Given data.
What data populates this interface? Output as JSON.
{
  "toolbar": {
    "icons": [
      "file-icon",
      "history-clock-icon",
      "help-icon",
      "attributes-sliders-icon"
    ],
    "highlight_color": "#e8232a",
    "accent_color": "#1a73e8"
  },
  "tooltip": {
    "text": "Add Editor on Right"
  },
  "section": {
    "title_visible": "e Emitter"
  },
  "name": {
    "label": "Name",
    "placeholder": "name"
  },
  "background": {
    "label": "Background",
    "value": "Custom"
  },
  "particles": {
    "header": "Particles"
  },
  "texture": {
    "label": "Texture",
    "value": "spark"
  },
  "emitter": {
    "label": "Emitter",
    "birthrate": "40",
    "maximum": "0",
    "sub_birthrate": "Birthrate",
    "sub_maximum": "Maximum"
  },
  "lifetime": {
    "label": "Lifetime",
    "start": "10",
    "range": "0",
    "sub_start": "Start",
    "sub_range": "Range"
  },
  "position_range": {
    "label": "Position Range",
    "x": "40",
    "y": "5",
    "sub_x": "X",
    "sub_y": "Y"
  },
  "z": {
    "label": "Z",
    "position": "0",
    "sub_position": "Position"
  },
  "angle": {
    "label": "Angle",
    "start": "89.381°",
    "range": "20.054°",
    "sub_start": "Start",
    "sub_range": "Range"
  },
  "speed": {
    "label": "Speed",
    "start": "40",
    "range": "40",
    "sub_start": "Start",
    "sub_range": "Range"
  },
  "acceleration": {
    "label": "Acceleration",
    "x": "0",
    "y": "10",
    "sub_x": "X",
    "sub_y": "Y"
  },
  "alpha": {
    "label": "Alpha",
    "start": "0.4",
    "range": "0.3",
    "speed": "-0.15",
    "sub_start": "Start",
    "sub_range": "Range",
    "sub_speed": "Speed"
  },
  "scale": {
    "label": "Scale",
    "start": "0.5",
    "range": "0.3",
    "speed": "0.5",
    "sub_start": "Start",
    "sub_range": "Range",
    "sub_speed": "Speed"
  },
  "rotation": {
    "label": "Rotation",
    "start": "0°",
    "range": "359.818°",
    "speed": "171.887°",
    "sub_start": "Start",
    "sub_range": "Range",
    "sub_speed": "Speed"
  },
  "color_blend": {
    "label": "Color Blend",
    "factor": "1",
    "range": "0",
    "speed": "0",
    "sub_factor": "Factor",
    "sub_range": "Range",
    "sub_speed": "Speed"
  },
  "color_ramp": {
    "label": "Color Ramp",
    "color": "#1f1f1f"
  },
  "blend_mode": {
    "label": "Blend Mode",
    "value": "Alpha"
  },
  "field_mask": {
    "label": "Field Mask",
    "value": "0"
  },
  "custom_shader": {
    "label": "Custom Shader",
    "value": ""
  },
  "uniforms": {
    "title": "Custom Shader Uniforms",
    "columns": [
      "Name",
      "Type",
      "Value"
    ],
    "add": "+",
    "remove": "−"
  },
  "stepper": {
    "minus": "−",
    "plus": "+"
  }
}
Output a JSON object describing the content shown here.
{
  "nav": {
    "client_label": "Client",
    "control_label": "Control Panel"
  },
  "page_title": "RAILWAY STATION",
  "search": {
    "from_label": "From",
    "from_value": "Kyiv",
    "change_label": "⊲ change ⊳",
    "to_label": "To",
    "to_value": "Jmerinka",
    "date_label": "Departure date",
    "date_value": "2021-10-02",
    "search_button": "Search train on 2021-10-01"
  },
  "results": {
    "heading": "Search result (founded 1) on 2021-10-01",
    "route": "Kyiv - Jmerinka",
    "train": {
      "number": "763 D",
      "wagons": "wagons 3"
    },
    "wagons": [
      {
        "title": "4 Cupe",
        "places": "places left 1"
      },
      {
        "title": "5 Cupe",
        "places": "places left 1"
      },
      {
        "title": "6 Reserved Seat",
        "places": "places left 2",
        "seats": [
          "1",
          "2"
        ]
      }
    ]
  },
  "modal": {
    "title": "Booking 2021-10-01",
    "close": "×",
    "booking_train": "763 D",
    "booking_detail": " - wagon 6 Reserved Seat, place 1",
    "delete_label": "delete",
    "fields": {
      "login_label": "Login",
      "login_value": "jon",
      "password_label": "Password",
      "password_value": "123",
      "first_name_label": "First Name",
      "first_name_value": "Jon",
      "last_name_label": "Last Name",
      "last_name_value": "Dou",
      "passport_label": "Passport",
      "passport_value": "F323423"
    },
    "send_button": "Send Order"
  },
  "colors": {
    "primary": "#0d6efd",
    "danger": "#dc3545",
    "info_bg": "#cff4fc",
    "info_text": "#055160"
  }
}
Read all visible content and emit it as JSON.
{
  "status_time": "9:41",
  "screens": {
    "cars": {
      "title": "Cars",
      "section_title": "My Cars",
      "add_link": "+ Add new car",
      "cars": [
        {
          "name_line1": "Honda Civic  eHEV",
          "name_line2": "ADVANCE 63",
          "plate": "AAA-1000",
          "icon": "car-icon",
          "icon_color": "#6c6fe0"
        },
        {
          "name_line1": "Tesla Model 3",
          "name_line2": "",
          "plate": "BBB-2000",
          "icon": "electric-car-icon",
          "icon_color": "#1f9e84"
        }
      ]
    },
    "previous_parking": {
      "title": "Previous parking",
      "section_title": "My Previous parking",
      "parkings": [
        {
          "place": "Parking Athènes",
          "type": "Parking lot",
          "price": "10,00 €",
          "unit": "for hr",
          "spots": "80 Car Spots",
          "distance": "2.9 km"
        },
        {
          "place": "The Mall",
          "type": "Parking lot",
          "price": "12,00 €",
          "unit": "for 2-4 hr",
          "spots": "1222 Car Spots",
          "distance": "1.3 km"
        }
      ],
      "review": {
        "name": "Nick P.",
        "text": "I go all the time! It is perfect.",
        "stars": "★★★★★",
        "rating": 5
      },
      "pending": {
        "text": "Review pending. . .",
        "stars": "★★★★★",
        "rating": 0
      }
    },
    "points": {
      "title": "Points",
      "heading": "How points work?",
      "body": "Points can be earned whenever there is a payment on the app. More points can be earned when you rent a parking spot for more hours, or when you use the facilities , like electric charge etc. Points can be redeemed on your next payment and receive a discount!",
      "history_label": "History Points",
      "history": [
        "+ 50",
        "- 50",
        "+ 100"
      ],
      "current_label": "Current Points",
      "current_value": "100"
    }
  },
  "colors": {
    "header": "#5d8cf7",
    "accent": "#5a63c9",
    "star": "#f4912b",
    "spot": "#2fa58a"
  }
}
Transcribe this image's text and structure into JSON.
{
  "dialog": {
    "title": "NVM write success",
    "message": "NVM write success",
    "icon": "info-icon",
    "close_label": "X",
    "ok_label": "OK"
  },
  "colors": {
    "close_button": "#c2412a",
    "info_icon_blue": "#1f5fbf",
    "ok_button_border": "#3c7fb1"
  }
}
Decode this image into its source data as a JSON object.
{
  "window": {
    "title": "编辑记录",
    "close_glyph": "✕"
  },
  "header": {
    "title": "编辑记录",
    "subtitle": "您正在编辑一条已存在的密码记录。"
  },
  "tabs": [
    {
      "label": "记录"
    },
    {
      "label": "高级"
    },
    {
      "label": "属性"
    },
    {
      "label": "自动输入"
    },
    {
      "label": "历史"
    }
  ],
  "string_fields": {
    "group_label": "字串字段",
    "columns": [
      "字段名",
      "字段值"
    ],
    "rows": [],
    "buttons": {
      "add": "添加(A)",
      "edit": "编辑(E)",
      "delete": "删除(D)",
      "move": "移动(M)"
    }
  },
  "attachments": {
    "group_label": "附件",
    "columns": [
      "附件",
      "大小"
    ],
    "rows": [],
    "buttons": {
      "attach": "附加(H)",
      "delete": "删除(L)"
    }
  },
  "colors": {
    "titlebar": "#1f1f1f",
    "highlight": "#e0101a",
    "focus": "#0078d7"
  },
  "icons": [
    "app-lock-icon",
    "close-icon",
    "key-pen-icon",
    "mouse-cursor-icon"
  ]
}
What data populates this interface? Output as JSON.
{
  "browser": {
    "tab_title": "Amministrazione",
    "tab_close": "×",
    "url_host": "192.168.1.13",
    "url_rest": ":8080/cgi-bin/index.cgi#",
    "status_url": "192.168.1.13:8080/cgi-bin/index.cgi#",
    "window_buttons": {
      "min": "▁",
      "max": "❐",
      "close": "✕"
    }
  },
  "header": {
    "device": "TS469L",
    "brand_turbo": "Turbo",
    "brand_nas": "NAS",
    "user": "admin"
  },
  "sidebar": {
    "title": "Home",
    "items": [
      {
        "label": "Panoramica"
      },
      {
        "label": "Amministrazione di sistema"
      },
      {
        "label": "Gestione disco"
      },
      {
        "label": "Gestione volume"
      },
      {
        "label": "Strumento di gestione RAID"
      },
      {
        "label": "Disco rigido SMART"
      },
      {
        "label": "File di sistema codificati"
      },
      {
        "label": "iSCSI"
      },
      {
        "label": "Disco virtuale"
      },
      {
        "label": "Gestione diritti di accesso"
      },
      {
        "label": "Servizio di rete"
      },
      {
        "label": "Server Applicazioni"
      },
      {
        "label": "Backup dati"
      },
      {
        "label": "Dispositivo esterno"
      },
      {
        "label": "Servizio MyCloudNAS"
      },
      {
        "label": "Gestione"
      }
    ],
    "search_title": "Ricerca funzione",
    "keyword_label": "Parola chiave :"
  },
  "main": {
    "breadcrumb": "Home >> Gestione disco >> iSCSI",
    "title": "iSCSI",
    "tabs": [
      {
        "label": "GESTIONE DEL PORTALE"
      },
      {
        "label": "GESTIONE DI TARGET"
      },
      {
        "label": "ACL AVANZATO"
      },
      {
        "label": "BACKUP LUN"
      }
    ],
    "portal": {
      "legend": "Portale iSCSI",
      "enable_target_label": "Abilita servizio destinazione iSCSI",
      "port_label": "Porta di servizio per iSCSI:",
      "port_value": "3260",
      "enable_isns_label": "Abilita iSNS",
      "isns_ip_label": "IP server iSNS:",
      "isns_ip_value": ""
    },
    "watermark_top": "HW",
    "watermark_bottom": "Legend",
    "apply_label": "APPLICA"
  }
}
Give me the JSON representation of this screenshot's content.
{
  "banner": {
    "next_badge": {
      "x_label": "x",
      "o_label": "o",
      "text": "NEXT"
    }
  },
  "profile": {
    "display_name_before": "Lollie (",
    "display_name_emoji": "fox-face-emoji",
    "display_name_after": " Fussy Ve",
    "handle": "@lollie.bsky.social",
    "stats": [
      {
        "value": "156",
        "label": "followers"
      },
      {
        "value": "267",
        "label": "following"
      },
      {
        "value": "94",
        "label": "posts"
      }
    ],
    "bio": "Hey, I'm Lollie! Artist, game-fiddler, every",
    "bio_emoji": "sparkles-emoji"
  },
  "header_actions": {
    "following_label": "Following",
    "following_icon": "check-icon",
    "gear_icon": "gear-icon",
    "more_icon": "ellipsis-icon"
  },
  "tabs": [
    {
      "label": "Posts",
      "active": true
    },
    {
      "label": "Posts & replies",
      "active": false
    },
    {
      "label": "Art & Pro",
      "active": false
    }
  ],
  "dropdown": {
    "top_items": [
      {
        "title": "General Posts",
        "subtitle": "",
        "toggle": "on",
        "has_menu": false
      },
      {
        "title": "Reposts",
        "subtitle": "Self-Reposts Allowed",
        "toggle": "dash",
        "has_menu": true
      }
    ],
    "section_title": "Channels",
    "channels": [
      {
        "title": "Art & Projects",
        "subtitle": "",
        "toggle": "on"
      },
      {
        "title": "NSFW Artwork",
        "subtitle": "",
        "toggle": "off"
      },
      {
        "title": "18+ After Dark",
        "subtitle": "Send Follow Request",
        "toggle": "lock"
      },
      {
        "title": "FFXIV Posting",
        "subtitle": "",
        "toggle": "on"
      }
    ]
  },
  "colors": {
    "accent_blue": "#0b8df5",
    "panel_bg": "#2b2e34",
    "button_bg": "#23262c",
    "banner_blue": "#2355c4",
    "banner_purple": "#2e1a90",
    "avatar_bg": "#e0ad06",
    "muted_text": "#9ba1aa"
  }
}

Stated exercise.
Check each line of the entries above for the word "toggle". List the ones that have it.

Response to the exercise.
        "toggle": "on",
        "toggle": "dash",
        "toggle": "on"
        "toggle": "off"
        "toggle": "lock"
        "toggle": "on"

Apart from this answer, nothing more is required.